┌─ ROWS

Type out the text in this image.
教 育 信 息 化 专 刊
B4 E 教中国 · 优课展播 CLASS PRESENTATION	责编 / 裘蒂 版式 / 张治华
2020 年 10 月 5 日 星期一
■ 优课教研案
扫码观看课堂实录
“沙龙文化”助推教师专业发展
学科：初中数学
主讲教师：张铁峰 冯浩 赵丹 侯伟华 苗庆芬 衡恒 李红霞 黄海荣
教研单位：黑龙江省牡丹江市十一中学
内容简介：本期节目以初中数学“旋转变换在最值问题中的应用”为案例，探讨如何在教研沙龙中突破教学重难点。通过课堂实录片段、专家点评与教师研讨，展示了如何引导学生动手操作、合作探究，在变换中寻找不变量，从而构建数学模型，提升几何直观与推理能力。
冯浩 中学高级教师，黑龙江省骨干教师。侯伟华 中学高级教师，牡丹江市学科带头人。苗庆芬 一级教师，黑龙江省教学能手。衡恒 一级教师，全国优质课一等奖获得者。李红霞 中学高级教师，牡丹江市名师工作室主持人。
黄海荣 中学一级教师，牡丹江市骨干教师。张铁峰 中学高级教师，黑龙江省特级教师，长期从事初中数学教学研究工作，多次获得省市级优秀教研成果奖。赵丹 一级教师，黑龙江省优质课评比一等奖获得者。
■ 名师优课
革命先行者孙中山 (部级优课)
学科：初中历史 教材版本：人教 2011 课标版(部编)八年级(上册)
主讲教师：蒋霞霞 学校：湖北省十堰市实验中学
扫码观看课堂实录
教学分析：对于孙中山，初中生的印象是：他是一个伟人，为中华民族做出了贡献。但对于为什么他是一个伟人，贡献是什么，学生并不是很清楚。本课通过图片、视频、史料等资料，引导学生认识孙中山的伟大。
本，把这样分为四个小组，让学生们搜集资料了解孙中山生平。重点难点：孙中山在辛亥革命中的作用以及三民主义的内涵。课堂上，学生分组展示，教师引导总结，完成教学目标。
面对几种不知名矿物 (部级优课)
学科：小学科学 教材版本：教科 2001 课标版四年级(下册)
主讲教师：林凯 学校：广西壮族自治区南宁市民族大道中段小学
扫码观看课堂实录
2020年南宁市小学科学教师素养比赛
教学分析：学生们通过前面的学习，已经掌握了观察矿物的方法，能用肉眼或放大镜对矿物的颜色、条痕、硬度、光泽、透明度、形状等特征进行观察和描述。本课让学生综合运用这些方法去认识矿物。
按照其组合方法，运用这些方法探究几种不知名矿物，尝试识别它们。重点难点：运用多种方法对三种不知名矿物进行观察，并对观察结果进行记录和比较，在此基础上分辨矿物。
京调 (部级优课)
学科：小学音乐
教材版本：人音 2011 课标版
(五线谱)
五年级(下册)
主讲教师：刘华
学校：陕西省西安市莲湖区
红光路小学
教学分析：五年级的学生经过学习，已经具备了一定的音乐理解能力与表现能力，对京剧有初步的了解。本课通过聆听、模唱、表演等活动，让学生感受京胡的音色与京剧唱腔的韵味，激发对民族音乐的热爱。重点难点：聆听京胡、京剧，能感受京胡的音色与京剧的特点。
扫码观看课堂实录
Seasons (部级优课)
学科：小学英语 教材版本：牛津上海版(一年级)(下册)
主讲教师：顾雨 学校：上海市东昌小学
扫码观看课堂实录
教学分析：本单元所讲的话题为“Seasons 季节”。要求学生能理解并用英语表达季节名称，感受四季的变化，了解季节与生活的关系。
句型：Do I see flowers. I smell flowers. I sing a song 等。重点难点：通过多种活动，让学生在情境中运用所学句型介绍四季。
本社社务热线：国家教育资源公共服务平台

└─

__WHAT THE EXERCISE ASKS__: Copy every line that contains the string "主讲教师".

__SOLVED PROBLEM__:
主讲教师：张铁峰 冯浩 赵丹 侯伟华 苗庆芬 衡恒 李红霞 黄海荣
主讲教师：蒋霞霞 学校：湖北省十堰市实验中学
主讲教师：林凯 学校：广西壮族自治区南宁市民族大道中段小学
主讲教师：刘华
主讲教师：顾雨 学校：上海市东昌小学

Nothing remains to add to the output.